--- Dataset extract ---
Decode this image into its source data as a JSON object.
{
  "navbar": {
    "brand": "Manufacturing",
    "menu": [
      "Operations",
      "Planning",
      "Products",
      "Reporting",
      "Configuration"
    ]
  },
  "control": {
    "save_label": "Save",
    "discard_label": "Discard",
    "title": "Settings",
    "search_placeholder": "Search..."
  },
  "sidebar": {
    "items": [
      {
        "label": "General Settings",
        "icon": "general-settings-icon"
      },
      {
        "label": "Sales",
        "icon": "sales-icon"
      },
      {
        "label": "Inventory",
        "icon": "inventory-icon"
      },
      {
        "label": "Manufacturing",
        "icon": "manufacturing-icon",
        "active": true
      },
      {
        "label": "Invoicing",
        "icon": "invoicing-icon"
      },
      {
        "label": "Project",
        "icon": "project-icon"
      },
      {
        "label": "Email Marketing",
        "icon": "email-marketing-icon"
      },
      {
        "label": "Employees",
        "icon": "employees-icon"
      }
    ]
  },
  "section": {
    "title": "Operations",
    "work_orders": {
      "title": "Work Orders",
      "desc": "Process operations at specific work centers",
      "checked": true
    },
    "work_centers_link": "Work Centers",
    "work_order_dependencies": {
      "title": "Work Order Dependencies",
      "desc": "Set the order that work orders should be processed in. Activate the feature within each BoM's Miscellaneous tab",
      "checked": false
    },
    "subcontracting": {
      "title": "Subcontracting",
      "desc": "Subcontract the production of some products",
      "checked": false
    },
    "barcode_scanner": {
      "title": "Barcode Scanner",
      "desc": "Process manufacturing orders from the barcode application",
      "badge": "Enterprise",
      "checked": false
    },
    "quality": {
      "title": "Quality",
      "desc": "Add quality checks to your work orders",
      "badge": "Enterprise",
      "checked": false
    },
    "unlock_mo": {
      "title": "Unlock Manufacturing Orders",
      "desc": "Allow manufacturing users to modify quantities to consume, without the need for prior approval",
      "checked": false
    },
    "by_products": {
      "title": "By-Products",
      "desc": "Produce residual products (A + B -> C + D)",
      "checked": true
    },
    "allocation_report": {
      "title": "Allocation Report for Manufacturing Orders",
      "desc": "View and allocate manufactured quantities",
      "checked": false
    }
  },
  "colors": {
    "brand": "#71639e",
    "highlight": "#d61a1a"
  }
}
---
Instructions to follow: Repeat every record exactly as written, please.

Answer to this task:
Decode this image into its source data as a JSON object.
{
  "navbar": {
    "brand": "Manufacturing",
    "menu": [
      "Operations",
      "Planning",
      "Products",
      "Reporting",
      "Configuration"
    ]
  },
  "control": {
    "save_label": "Save",
    "discard_label": "Discard",
    "title": "Settings",
    "search_placeholder": "Search..."
  },
  "sidebar": {
    "items": [
      {
        "label": "General Settings",
        "icon": "general-settings-icon"
      },
      {
        "label": "Sales",
        "icon": "sales-icon"
      },
      {
        "label": "Inventory",
        "icon": "inventory-icon"
      },
      {
        "label": "Manufacturing",
        "icon": "manufacturing-icon",
        "active": true
      },
      {
        "label": "Invoicing",
        "icon": "invoicing-icon"
      },
      {
        "label": "Project",
        "icon": "project-icon"
      },
      {
        "label": "Email Marketing",
        "icon": "email-marketing-icon"
      },
      {
        "label": "Employees",
        "icon": "employees-icon"
      }
    ]
  },
  "section": {
    "title": "Operations",
    "work_orders": {
      "title": "Work Orders",
      "desc": "Process operations at specific work centers",
      "checked": true
    },
    "work_centers_link": "Work Centers",
    "work_order_dependencies": {
      "title": "Work Order Dependencies",
      "desc": "Set the order that work orders should be processed in. Activate the feature within each BoM's Miscellaneous tab",
      "checked": false
    },
    "subcontracting": {
      "title": "Subcontracting",
      "desc": "Subcontract the production of some products",
      "checked": false
    },
    "barcode_scanner": {
      "title": "Barcode Scanner",
      "desc": "Process manufacturing orders from the barcode application",
      "badge": "Enterprise",
      "checked": false
    },
    "quality": {
      "title": "Quality",
      "desc": "Add quality checks to your work orders",
      "badge": "Enterprise",
      "checked": false
    },
    "unlock_mo": {
      "title": "Unlock Manufacturing Orders",
      "desc": "Allow manufacturing users to modify quantities to consume, without the need for prior approval",
      "checked": false
    },
    "by_products": {
      "title": "By-Products",
      "desc": "Produce residual products (A + B -> C + D)",
      "checked": true
    },
    "allocation_report": {
      "title": "Allocation Report for Manufacturing Orders",
      "desc": "View and allocate manufactured quantities",
      "checked": false
    }
  },
  "colors": {
    "brand": "#71639e",
    "highlight": "#d61a1a"
  }
}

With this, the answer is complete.